[TASK STATEMENT]
Below is a block of records; return all of them exactly, but without the images.

[EXTRACTED ENTRIES]

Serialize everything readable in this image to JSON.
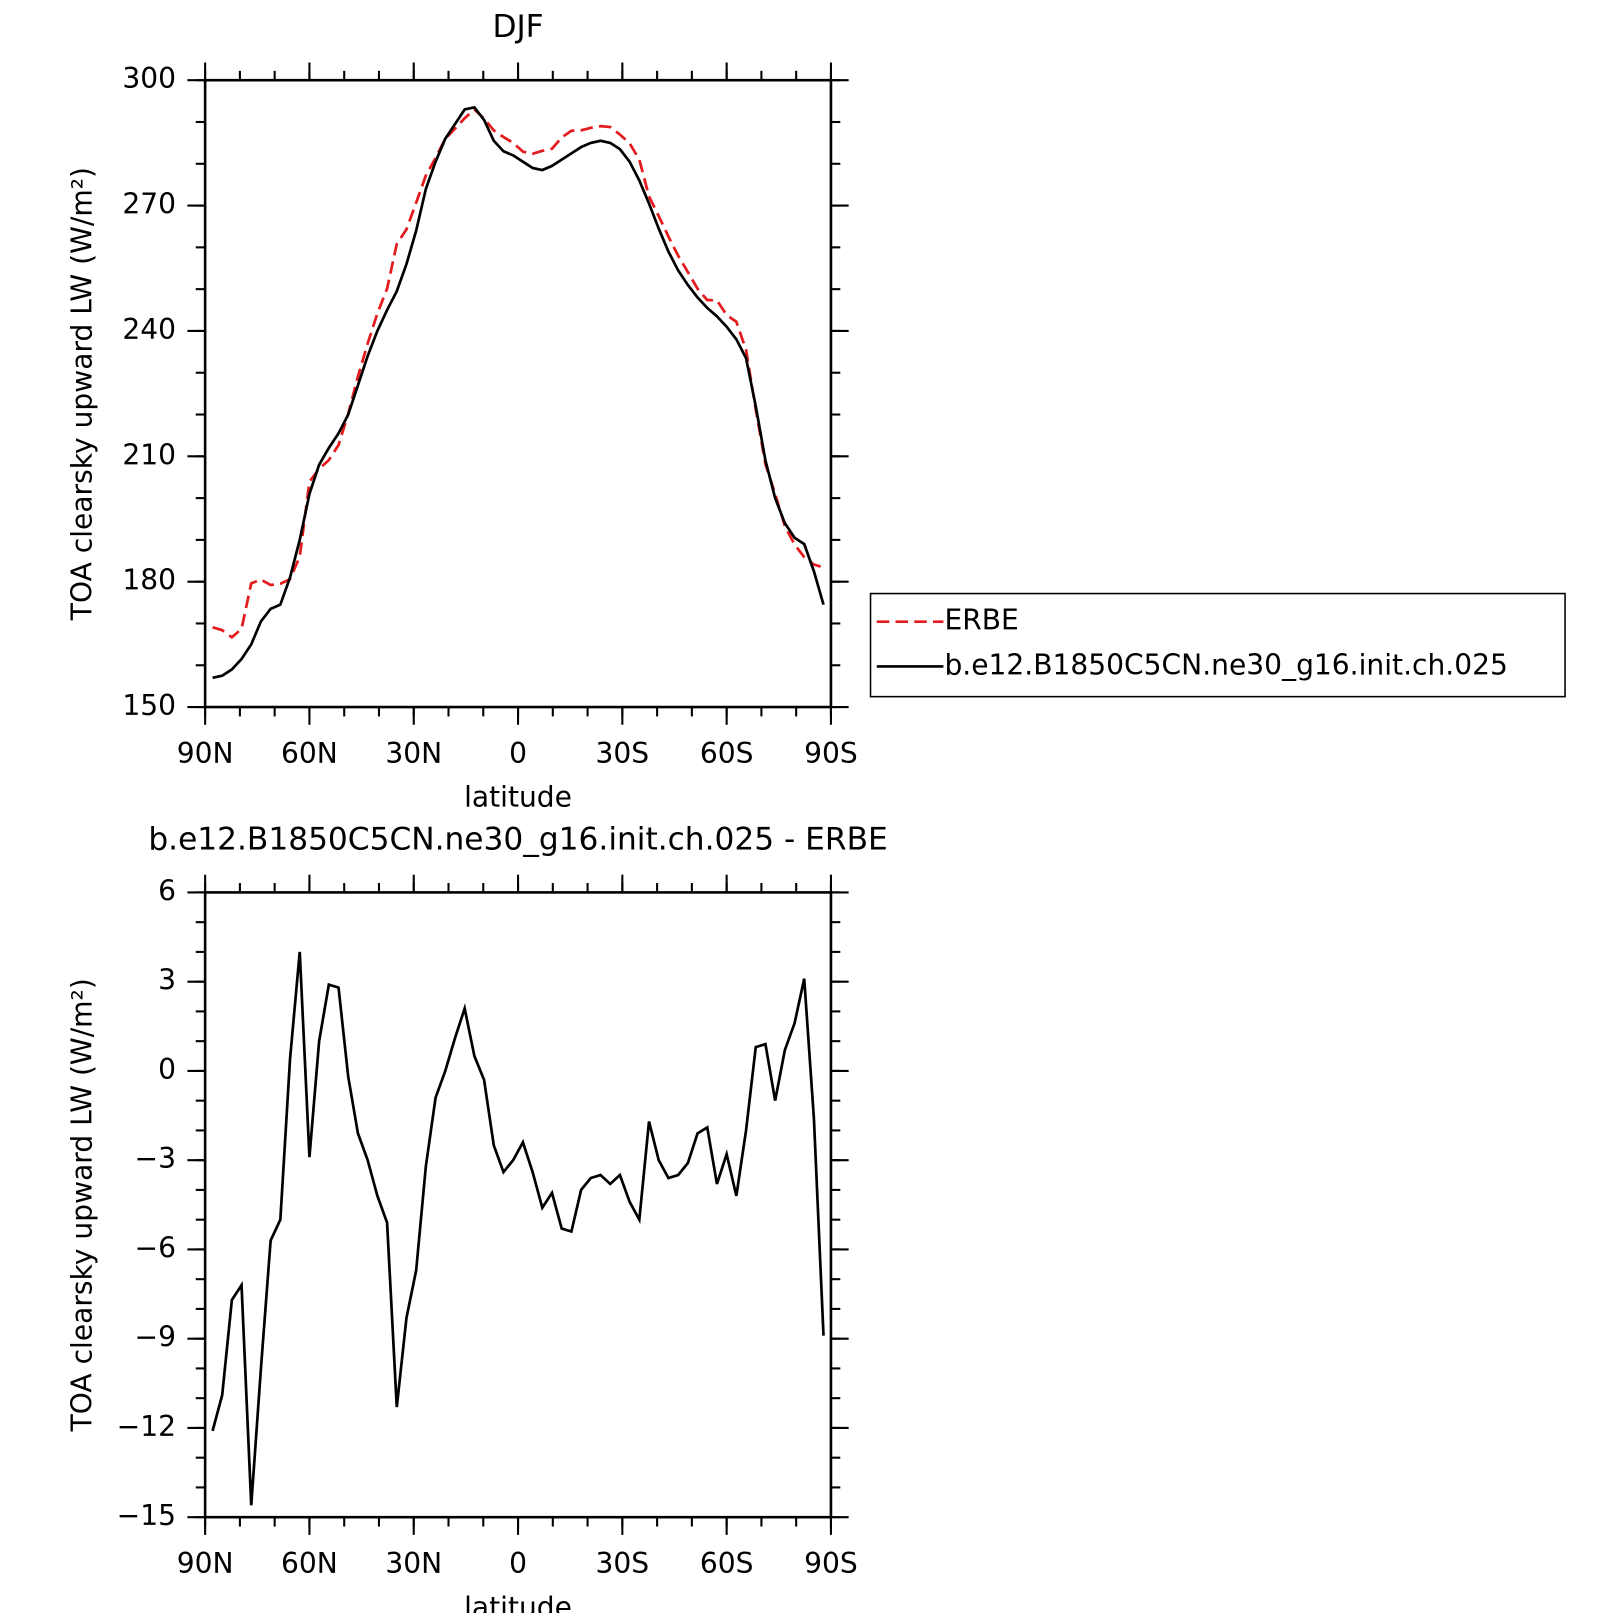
{
  "chart_data": [
    {
      "type": "line",
      "title": "DJF",
      "ylabel": "TOA clearsky upward LW (W/m²)",
      "xlabel": "latitude",
      "x": [
        87.86,
        85.1,
        82.31,
        79.53,
        76.74,
        73.95,
        71.16,
        68.37,
        65.58,
        62.79,
        60.0,
        57.21,
        54.42,
        51.63,
        48.84,
        46.05,
        43.25,
        40.46,
        37.67,
        34.88,
        32.09,
        29.3,
        26.51,
        23.72,
        20.93,
        18.14,
        15.35,
        12.56,
        9.77,
        6.98,
        4.19,
        1.4,
        -1.4,
        -4.19,
        -6.98,
        -9.77,
        -12.56,
        -15.35,
        -18.14,
        -20.93,
        -23.72,
        -26.51,
        -29.3,
        -32.09,
        -34.88,
        -37.67,
        -40.46,
        -43.25,
        -46.05,
        -48.84,
        -51.63,
        -54.42,
        -57.21,
        -60.0,
        -62.79,
        -65.58,
        -68.37,
        -71.16,
        -73.95,
        -76.74,
        -79.53,
        -82.31,
        -85.1,
        -87.86
      ],
      "xlim": [
        90,
        -90
      ],
      "xticks": [
        {
          "value": 90,
          "label": "90N"
        },
        {
          "value": 60,
          "label": "60N"
        },
        {
          "value": 30,
          "label": "30N"
        },
        0,
        {
          "value": -30,
          "label": "30S"
        },
        {
          "value": -60,
          "label": "60S"
        },
        {
          "value": -90,
          "label": "90S"
        }
      ],
      "xminorstep": 10,
      "ylim": [
        150,
        300
      ],
      "yticks": [
        150,
        180,
        210,
        240,
        270,
        300
      ],
      "yminorstep": 10,
      "legend": "right",
      "series": [
        {
          "name": "ERBE",
          "color": "#e41a1c",
          "linestyle": "dashed",
          "values": [
            169.1,
            168.4,
            166.7,
            168.7,
            179.6,
            180.5,
            179.2,
            179.5,
            180.6,
            186,
            203.9,
            207,
            209.1,
            212.7,
            220.2,
            229.1,
            237,
            244.2,
            250.1,
            260.8,
            264.3,
            270.7,
            277.2,
            281.4,
            286,
            288.4,
            290.9,
            293,
            290.8,
            288,
            286.4,
            285,
            282.9,
            282.4,
            283.1,
            283.6,
            286.3,
            287.9,
            288,
            288.6,
            289,
            288.8,
            287,
            284.9,
            281,
            272.2,
            267.5,
            262.6,
            258,
            254.1,
            250.1,
            247.4,
            247.3,
            243.8,
            242.2,
            235.5,
            221.2,
            208.1,
            201,
            193.3,
            188.9,
            185.9,
            184.1,
            183.4
          ]
        },
        {
          "name": "b.e12.B1850C5CN.ne30_g16.init.ch.025",
          "color": "#000000",
          "linestyle": "solid",
          "values": [
            157,
            157.5,
            159,
            161.5,
            165,
            170.5,
            173.5,
            174.5,
            181,
            190,
            201,
            208,
            212,
            215.5,
            220,
            227,
            234,
            240,
            245,
            249.5,
            256,
            264,
            274,
            280.5,
            286,
            289.5,
            293,
            293.5,
            290.5,
            285.5,
            283,
            282,
            280.5,
            279,
            278.5,
            279.5,
            281,
            282.5,
            284,
            285,
            285.5,
            285,
            283.5,
            280.5,
            276,
            270.5,
            264.5,
            259,
            254.5,
            251,
            248,
            245.5,
            243.5,
            241,
            238,
            233.5,
            222,
            209,
            200,
            194,
            190.5,
            189,
            182.5,
            174.5
          ]
        }
      ]
    },
    {
      "type": "line",
      "title": "b.e12.B1850C5CN.ne30_g16.init.ch.025 - ERBE",
      "ylabel": "TOA clearsky upward LW (W/m²)",
      "xlabel": "latitude",
      "x": [
        87.86,
        85.1,
        82.31,
        79.53,
        76.74,
        73.95,
        71.16,
        68.37,
        65.58,
        62.79,
        60.0,
        57.21,
        54.42,
        51.63,
        48.84,
        46.05,
        43.25,
        40.46,
        37.67,
        34.88,
        32.09,
        29.3,
        26.51,
        23.72,
        20.93,
        18.14,
        15.35,
        12.56,
        9.77,
        6.98,
        4.19,
        1.4,
        -1.4,
        -4.19,
        -6.98,
        -9.77,
        -12.56,
        -15.35,
        -18.14,
        -20.93,
        -23.72,
        -26.51,
        -29.3,
        -32.09,
        -34.88,
        -37.67,
        -40.46,
        -43.25,
        -46.05,
        -48.84,
        -51.63,
        -54.42,
        -57.21,
        -60.0,
        -62.79,
        -65.58,
        -68.37,
        -71.16,
        -73.95,
        -76.74,
        -79.53,
        -82.31,
        -85.1,
        -87.86
      ],
      "xlim": [
        90,
        -90
      ],
      "xticks": [
        {
          "value": 90,
          "label": "90N"
        },
        {
          "value": 60,
          "label": "60N"
        },
        {
          "value": 30,
          "label": "30N"
        },
        0,
        {
          "value": -30,
          "label": "30S"
        },
        {
          "value": -60,
          "label": "60S"
        },
        {
          "value": -90,
          "label": "90S"
        }
      ],
      "xminorstep": 10,
      "ylim": [
        -15,
        6
      ],
      "yticks": [
        {
          "value": -15,
          "label": "−15"
        },
        {
          "value": -12,
          "label": "−12"
        },
        {
          "value": -9,
          "label": "−9"
        },
        {
          "value": -6,
          "label": "−6"
        },
        {
          "value": -3,
          "label": "−3"
        },
        0,
        3,
        6
      ],
      "yminorstep": 1,
      "series": [
        {
          "color": "#000000",
          "linestyle": "solid",
          "values": [
            -12.1,
            -10.9,
            -7.7,
            -7.2,
            -14.6,
            -10,
            -5.7,
            -5,
            0.4,
            4,
            -2.9,
            1,
            2.9,
            2.8,
            -0.2,
            -2.1,
            -3,
            -4.2,
            -5.1,
            -11.3,
            -8.3,
            -6.7,
            -3.2,
            -0.9,
            0,
            1.1,
            2.1,
            0.5,
            -0.3,
            -2.5,
            -3.4,
            -3,
            -2.4,
            -3.4,
            -4.6,
            -4.1,
            -5.3,
            -5.4,
            -4,
            -3.6,
            -3.5,
            -3.8,
            -3.5,
            -4.4,
            -5,
            -1.7,
            -3,
            -3.6,
            -3.5,
            -3.1,
            -2.1,
            -1.9,
            -3.8,
            -2.8,
            -4.2,
            -2,
            0.8,
            0.9,
            -1,
            0.7,
            1.6,
            3.1,
            -1.6,
            -8.9
          ]
        }
      ]
    }
  ]
}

[EXERCISE OUTPUT]
Serialize everything readable in this image to JSON.
{
  "chart_data": [
    {
      "type": "line",
      "title": "DJF",
      "ylabel": "TOA clearsky upward LW (W/m²)",
      "xlabel": "latitude",
      "x": [
        87.86,
        85.1,
        82.31,
        79.53,
        76.74,
        73.95,
        71.16,
        68.37,
        65.58,
        62.79,
        60.0,
        57.21,
        54.42,
        51.63,
        48.84,
        46.05,
        43.25,
        40.46,
        37.67,
        34.88,
        32.09,
        29.3,
        26.51,
        23.72,
        20.93,
        18.14,
        15.35,
        12.56,
        9.77,
        6.98,
        4.19,
        1.4,
        -1.4,
        -4.19,
        -6.98,
        -9.77,
        -12.56,
        -15.35,
        -18.14,
        -20.93,
        -23.72,
        -26.51,
        -29.3,
        -32.09,
        -34.88,
        -37.67,
        -40.46,
        -43.25,
        -46.05,
        -48.84,
        -51.63,
        -54.42,
        -57.21,
        -60.0,
        -62.79,
        -65.58,
        -68.37,
        -71.16,
        -73.95,
        -76.74,
        -79.53,
        -82.31,
        -85.1,
        -87.86
      ],
      "xlim": [
        90,
        -90
      ],
      "xticks": [
        {
          "value": 90,
          "label": "90N"
        },
        {
          "value": 60,
          "label": "60N"
        },
        {
          "value": 30,
          "label": "30N"
        },
        0,
        {
          "value": -30,
          "label": "30S"
        },
        {
          "value": -60,
          "label": "60S"
        },
        {
          "value": -90,
          "label": "90S"
        }
      ],
      "xminorstep": 10,
      "ylim": [
        150,
        300
      ],
      "yticks": [
        150,
        180,
        210,
        240,
        270,
        300
      ],
      "yminorstep": 10,
      "legend": "right",
      "series": [
        {
          "name": "ERBE",
          "color": "#e41a1c",
          "linestyle": "dashed",
          "values": [
            169.1,
            168.4,
            166.7,
            168.7,
            179.6,
            180.5,
            179.2,
            179.5,
            180.6,
            186,
            203.9,
            207,
            209.1,
            212.7,
            220.2,
            229.1,
            237,
            244.2,
            250.1,
            260.8,
            264.3,
            270.7,
            277.2,
            281.4,
            286,
            288.4,
            290.9,
            293,
            290.8,
            288,
            286.4,
            285,
            282.9,
            282.4,
            283.1,
            283.6,
            286.3,
            287.9,
            288,
            288.6,
            289,
            288.8,
            287,
            284.9,
            281,
            272.2,
            267.5,
            262.6,
            258,
            254.1,
            250.1,
            247.4,
            247.3,
            243.8,
            242.2,
            235.5,
            221.2,
            208.1,
            201,
            193.3,
            188.9,
            185.9,
            184.1,
            183.4
          ]
        },
        {
          "name": "b.e12.B1850C5CN.ne30_g16.init.ch.025",
          "color": "#000000",
          "linestyle": "solid",
          "values": [
            157,
            157.5,
            159,
            161.5,
            165,
            170.5,
            173.5,
            174.5,
            181,
            190,
            201,
            208,
            212,
            215.5,
            220,
            227,
            234,
            240,
            245,
            249.5,
            256,
            264,
            274,
            280.5,
            286,
            289.5,
            293,
            293.5,
            290.5,
            285.5,
            283,
            282,
            280.5,
            279,
            278.5,
            279.5,
            281,
            282.5,
            284,
            285,
            285.5,
            285,
            283.5,
            280.5,
            276,
            270.5,
            264.5,
            259,
            254.5,
            251,
            248,
            245.5,
            243.5,
            241,
            238,
            233.5,
            222,
            209,
            200,
            194,
            190.5,
            189,
            182.5,
            174.5
          ]
        }
      ]
    },
    {
      "type": "line",
      "title": "b.e12.B1850C5CN.ne30_g16.init.ch.025 - ERBE",
      "ylabel": "TOA clearsky upward LW (W/m²)",
      "xlabel": "latitude",
      "x": [
        87.86,
        85.1,
        82.31,
        79.53,
        76.74,
        73.95,
        71.16,
        68.37,
        65.58,
        62.79,
        60.0,
        57.21,
        54.42,
        51.63,
        48.84,
        46.05,
        43.25,
        40.46,
        37.67,
        34.88,
        32.09,
        29.3,
        26.51,
        23.72,
        20.93,
        18.14,
        15.35,
        12.56,
        9.77,
        6.98,
        4.19,
        1.4,
        -1.4,
        -4.19,
        -6.98,
        -9.77,
        -12.56,
        -15.35,
        -18.14,
        -20.93,
        -23.72,
        -26.51,
        -29.3,
        -32.09,
        -34.88,
        -37.67,
        -40.46,
        -43.25,
        -46.05,
        -48.84,
        -51.63,
        -54.42,
        -57.21,
        -60.0,
        -62.79,
        -65.58,
        -68.37,
        -71.16,
        -73.95,
        -76.74,
        -79.53,
        -82.31,
        -85.1,
        -87.86
      ],
      "xlim": [
        90,
        -90
      ],
      "xticks": [
        {
          "value": 90,
          "label": "90N"
        },
        {
          "value": 60,
          "label": "60N"
        },
        {
          "value": 30,
          "label": "30N"
        },
        0,
        {
          "value": -30,
          "label": "30S"
        },
        {
          "value": -60,
          "label": "60S"
        },
        {
          "value": -90,
          "label": "90S"
        }
      ],
      "xminorstep": 10,
      "ylim": [
        -15,
        6
      ],
      "yticks": [
        {
          "value": -15,
          "label": "−15"
        },
        {
          "value": -12,
          "label": "−12"
        },
        {
          "value": -9,
          "label": "−9"
        },
        {
          "value": -6,
          "label": "−6"
        },
        {
          "value": -3,
          "label": "−3"
        },
        0,
        3,
        6
      ],
      "yminorstep": 1,
      "series": [
        {
          "color": "#000000",
          "linestyle": "solid",
          "values": [
            -12.1,
            -10.9,
            -7.7,
            -7.2,
            -14.6,
            -10,
            -5.7,
            -5,
            0.4,
            4,
            -2.9,
            1,
            2.9,
            2.8,
            -0.2,
            -2.1,
            -3,
            -4.2,
            -5.1,
            -11.3,
            -8.3,
            -6.7,
            -3.2,
            -0.9,
            0,
            1.1,
            2.1,
            0.5,
            -0.3,
            -2.5,
            -3.4,
            -3,
            -2.4,
            -3.4,
            -4.6,
            -4.1,
            -5.3,
            -5.4,
            -4,
            -3.6,
            -3.5,
            -3.8,
            -3.5,
            -4.4,
            -5,
            -1.7,
            -3,
            -3.6,
            -3.5,
            -3.1,
            -2.1,
            -1.9,
            -3.8,
            -2.8,
            -4.2,
            -2,
            0.8,
            0.9,
            -1,
            0.7,
            1.6,
            3.1,
            -1.6,
            -8.9
          ]
        }
      ]
    }
  ]
}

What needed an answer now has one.